▶ **PROBLEM TO WORK ON**: Find each line with "Instruments" and copy it.

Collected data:
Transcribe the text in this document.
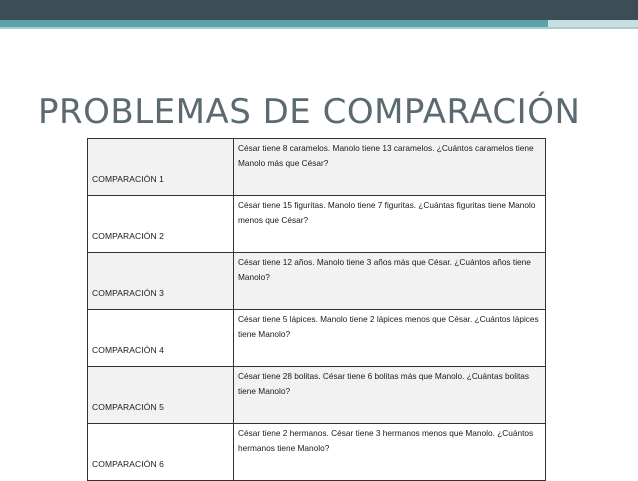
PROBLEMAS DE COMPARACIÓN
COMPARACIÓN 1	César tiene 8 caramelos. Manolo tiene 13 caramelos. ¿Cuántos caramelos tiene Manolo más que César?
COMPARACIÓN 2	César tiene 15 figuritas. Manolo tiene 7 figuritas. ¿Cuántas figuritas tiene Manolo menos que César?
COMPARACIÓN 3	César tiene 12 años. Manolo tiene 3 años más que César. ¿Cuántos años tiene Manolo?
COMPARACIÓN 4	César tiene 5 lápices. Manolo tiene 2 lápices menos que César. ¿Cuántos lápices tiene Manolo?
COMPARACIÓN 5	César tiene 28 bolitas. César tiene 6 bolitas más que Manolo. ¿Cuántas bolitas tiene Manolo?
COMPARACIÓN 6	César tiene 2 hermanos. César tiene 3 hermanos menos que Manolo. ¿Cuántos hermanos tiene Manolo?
...
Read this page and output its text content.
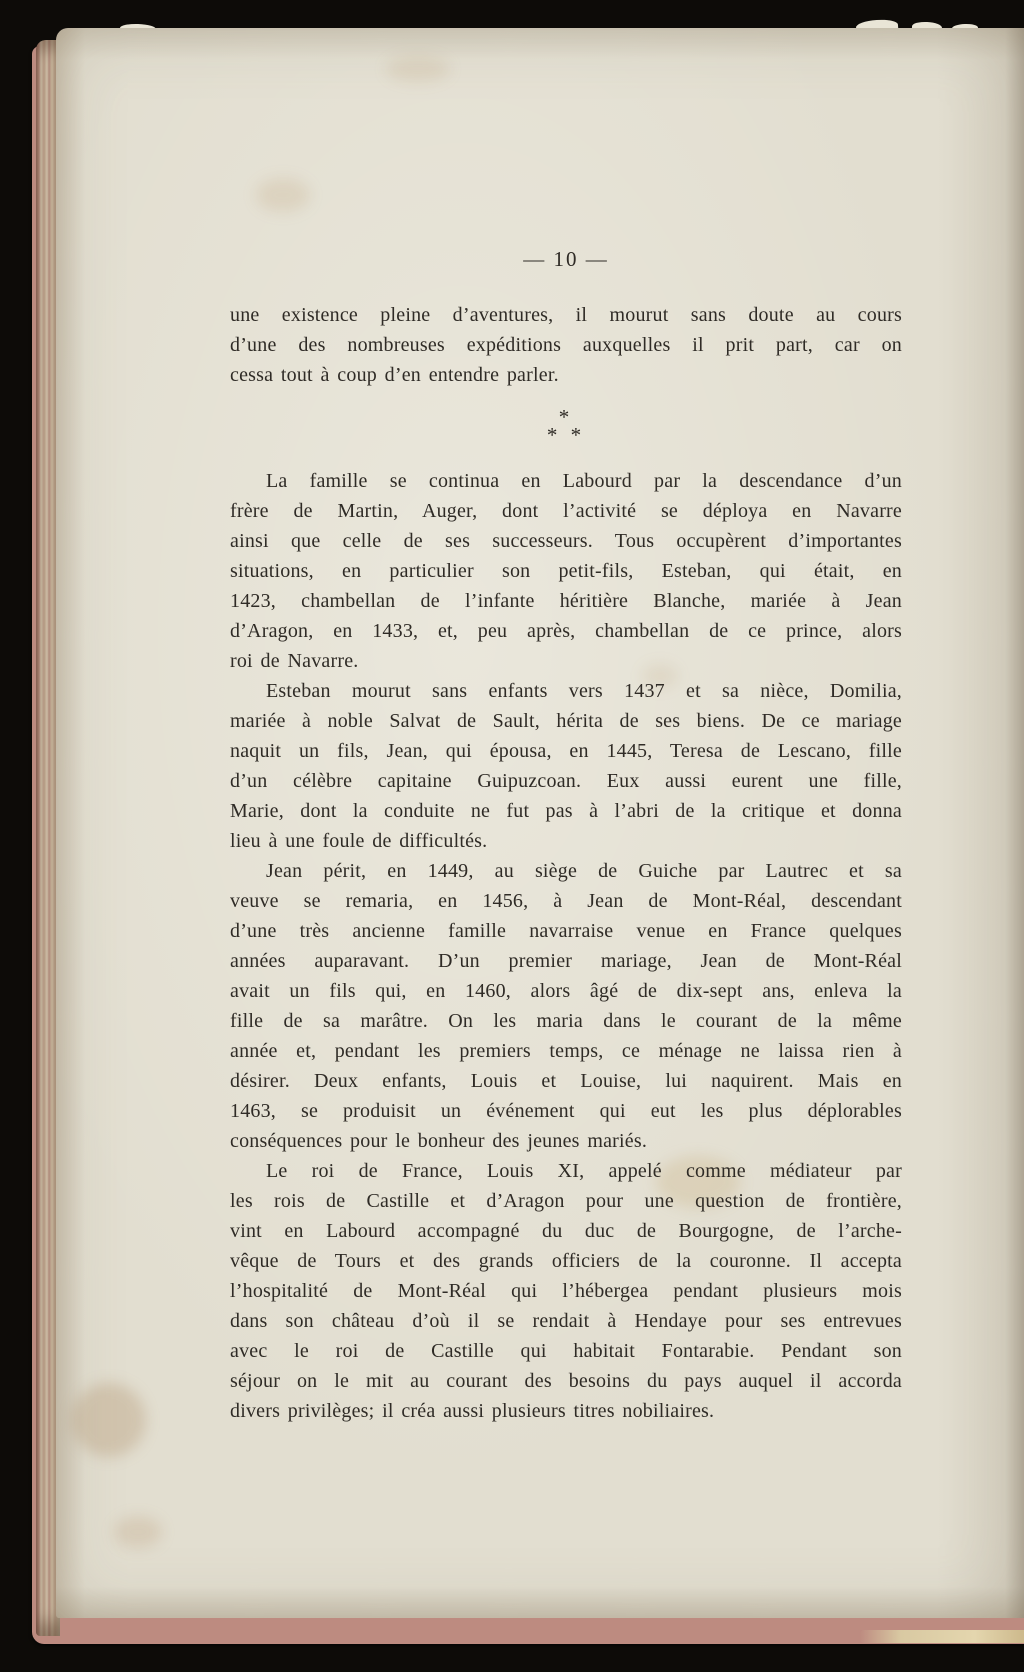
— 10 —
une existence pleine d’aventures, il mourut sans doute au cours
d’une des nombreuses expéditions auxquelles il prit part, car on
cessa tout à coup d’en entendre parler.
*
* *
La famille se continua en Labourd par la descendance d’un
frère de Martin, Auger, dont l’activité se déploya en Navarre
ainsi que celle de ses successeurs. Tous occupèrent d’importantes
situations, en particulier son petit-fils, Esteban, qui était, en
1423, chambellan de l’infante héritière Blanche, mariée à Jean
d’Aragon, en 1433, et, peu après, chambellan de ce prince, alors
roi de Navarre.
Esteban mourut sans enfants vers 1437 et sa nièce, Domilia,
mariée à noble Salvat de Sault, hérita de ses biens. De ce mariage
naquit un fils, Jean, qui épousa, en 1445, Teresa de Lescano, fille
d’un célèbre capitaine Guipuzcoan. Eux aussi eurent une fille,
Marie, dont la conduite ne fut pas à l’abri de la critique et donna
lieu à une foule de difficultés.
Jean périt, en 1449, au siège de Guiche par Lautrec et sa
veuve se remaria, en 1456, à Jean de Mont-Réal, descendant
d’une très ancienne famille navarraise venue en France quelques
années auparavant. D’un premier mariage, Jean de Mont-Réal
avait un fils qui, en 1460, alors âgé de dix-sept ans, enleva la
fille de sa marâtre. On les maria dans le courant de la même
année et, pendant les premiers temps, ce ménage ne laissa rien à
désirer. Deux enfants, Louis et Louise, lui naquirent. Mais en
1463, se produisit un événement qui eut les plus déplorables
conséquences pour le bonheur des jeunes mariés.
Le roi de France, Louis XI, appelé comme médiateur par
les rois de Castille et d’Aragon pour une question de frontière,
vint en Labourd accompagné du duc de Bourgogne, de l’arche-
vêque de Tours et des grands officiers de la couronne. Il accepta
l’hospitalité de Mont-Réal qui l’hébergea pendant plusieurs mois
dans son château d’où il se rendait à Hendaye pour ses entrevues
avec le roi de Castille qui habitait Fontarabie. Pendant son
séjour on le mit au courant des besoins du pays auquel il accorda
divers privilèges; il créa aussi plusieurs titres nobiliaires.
---
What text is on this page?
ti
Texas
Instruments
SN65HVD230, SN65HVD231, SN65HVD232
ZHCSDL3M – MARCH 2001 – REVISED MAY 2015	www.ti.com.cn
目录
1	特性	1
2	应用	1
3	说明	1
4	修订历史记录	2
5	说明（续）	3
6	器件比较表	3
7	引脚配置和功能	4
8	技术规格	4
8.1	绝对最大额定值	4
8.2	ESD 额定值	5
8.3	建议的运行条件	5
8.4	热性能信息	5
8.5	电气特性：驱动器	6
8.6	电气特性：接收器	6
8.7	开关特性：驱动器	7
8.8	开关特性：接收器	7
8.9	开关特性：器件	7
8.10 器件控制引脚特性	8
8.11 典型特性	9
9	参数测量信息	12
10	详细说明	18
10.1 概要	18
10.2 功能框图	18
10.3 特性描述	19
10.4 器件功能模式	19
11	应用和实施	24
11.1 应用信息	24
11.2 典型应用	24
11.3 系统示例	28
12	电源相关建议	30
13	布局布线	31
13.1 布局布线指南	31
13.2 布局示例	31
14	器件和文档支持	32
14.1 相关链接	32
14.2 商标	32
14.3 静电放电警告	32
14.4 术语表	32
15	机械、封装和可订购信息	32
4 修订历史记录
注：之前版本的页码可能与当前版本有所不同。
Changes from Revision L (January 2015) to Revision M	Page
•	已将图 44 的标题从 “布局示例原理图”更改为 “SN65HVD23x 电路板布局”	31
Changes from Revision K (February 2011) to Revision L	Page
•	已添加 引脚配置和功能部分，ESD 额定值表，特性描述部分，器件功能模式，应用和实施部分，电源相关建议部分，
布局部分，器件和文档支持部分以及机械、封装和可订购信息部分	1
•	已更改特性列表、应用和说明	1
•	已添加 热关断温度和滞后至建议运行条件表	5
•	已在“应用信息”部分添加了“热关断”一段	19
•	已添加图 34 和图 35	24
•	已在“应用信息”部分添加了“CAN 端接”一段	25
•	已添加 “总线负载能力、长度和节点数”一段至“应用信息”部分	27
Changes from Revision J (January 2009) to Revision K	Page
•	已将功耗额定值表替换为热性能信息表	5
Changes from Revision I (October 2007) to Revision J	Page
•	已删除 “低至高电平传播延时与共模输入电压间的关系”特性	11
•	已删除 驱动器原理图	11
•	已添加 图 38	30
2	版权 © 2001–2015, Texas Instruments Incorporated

▶ **CORRECT ANSWER**:
Instruments
2	版权 © 2001–2015, Texas Instruments Incorporated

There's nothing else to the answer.